** Dataset listings of figures **
•••

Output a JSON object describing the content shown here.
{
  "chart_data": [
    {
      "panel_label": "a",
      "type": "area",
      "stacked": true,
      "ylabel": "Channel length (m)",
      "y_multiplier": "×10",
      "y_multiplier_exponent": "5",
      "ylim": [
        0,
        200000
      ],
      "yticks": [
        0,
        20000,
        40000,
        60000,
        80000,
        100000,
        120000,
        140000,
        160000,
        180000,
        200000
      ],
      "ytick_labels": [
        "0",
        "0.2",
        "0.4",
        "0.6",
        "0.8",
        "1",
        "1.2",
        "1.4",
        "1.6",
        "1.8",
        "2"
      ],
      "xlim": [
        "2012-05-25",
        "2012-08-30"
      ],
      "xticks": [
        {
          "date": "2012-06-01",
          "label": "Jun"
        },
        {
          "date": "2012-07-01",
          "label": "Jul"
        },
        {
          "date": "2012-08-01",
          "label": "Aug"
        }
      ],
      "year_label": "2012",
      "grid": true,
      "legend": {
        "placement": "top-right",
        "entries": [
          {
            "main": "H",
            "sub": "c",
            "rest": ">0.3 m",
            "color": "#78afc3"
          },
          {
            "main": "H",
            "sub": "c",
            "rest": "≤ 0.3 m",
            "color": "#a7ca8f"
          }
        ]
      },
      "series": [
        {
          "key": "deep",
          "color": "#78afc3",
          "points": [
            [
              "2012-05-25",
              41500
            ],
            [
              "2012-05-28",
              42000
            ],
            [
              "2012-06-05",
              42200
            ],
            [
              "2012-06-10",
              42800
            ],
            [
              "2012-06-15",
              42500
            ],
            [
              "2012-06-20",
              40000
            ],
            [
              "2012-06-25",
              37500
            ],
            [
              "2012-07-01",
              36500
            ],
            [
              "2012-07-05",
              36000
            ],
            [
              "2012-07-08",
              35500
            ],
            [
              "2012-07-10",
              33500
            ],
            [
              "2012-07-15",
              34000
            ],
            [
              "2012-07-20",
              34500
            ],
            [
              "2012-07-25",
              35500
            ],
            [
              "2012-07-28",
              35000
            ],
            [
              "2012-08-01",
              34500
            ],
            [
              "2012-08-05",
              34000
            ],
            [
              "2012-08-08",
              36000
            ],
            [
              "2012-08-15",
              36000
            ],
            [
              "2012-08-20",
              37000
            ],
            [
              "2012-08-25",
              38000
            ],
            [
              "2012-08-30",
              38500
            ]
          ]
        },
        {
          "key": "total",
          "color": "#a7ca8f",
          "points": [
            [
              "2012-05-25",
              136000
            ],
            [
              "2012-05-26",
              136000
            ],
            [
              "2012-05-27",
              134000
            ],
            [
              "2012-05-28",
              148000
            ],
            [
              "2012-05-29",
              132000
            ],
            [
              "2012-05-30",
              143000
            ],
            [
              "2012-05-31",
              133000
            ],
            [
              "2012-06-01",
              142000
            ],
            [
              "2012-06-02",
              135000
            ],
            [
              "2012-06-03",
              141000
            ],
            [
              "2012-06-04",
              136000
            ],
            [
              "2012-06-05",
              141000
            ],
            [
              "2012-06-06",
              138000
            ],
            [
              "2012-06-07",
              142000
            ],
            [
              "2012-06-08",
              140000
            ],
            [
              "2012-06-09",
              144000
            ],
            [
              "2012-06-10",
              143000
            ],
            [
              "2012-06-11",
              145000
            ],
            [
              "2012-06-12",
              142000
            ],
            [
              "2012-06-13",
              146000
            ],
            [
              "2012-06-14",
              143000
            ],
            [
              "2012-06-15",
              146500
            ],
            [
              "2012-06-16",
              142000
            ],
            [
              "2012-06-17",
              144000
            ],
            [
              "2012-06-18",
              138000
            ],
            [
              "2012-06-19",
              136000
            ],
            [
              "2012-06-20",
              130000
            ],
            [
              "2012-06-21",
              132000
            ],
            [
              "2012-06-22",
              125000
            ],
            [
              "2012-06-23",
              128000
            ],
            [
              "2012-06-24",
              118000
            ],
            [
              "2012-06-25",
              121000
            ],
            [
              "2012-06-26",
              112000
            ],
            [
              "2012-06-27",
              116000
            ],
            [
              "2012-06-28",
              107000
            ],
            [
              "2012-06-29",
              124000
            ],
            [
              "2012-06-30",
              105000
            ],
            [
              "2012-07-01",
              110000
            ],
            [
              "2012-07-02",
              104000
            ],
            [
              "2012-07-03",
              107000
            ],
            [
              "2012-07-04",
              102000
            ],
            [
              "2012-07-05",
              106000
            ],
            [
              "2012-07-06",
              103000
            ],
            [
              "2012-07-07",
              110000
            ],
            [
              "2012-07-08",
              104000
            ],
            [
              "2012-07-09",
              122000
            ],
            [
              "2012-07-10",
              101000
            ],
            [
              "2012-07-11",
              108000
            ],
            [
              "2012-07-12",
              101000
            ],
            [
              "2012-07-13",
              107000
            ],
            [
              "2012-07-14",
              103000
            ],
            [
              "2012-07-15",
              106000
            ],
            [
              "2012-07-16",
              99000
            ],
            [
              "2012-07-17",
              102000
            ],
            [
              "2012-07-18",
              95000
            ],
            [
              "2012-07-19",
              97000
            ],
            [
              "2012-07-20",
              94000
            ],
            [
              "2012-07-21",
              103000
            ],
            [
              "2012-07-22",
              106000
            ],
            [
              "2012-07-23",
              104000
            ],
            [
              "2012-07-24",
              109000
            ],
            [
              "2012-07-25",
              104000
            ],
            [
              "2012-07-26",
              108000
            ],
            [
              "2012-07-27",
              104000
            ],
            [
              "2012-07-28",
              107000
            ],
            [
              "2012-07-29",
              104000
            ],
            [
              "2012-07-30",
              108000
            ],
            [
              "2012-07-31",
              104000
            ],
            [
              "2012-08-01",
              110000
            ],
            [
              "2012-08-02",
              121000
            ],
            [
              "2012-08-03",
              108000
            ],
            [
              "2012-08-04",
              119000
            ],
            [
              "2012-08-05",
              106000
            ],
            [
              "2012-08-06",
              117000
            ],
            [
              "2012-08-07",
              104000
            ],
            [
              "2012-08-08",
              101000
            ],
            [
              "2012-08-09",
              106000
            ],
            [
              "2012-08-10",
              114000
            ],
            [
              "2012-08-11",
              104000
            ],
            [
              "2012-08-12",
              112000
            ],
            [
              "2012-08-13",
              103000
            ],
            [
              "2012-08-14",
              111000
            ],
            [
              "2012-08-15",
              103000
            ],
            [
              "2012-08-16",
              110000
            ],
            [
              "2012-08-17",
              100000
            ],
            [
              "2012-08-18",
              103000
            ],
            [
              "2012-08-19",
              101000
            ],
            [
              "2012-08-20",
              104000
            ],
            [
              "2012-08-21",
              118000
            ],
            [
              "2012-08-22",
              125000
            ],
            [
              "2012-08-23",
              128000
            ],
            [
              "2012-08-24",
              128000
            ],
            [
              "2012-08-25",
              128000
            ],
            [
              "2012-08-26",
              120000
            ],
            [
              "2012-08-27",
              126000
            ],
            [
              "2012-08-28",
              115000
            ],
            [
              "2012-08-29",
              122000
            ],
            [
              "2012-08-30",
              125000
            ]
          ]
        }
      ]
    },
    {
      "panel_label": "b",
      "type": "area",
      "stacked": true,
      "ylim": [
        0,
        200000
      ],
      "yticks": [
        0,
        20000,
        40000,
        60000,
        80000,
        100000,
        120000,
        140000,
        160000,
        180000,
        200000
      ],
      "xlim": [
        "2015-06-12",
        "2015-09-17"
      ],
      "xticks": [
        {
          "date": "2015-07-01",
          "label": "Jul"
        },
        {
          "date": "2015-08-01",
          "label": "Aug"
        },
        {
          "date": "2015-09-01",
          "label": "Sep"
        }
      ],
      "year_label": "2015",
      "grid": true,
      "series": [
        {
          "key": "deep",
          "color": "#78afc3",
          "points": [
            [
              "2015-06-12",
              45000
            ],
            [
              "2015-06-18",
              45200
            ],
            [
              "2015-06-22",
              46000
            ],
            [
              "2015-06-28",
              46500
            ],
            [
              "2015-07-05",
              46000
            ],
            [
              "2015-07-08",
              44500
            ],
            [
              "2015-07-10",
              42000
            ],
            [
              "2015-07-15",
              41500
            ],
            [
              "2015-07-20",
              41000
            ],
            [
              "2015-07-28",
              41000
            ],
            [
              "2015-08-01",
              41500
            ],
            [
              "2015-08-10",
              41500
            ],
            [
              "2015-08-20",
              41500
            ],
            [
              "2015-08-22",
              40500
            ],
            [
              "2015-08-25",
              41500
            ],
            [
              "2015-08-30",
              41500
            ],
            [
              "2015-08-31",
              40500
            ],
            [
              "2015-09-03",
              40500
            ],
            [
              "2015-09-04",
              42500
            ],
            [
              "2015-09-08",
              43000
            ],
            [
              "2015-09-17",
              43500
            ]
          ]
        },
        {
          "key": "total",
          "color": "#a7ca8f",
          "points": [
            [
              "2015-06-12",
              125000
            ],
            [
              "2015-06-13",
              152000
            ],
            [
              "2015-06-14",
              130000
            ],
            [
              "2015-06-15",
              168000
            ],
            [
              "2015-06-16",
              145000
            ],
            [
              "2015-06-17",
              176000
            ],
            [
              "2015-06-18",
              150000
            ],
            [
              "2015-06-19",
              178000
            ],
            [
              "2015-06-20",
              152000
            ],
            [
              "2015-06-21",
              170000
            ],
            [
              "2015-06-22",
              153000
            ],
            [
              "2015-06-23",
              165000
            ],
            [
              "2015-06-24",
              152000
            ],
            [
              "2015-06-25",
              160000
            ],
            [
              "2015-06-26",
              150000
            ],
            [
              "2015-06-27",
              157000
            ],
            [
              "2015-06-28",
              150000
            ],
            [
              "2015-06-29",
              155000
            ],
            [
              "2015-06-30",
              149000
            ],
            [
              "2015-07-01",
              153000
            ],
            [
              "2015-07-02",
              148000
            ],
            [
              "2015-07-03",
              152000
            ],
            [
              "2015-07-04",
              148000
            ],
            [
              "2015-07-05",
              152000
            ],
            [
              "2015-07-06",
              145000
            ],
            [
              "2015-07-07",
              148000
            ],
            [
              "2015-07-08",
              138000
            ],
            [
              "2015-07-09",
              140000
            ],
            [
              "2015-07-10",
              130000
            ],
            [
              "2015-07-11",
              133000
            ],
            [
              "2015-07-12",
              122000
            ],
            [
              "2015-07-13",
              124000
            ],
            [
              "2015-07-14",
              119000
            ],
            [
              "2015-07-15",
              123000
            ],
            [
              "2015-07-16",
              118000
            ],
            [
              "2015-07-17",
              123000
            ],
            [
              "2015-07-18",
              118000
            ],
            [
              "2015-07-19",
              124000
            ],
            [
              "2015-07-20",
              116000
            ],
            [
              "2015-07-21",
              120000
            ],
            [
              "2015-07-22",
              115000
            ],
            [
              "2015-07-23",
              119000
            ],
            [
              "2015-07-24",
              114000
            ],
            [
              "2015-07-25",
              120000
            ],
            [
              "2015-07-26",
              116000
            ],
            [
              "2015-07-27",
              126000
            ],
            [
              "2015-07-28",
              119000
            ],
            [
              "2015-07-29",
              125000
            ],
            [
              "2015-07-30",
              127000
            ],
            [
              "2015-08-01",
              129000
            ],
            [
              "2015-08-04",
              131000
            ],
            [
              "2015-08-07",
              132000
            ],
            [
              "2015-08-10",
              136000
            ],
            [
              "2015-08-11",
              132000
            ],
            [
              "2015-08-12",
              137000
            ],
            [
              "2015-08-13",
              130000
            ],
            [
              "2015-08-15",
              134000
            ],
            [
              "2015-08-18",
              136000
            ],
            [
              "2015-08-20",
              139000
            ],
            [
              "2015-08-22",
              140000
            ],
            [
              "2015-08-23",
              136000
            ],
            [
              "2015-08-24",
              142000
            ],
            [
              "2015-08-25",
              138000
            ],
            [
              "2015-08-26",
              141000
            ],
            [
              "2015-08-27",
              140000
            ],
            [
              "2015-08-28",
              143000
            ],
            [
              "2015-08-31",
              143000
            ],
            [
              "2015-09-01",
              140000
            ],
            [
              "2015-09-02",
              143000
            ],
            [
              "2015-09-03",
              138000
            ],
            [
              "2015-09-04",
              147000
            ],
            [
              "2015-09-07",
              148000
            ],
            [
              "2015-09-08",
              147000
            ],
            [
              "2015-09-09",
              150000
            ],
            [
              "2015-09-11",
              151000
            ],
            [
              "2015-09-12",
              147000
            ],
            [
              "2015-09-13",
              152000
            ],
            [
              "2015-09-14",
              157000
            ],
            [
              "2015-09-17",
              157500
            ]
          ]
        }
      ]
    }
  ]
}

•••

** What you are asked to do **
Every line that holds the word "date" should be extracted.

** Exercise result **
          "date": "2012-06-01",
          "date": "2012-07-01",
          "date": "2012-08-01",
          "date": "2015-07-01",
          "date": "2015-08-01",
          "date": "2015-09-01",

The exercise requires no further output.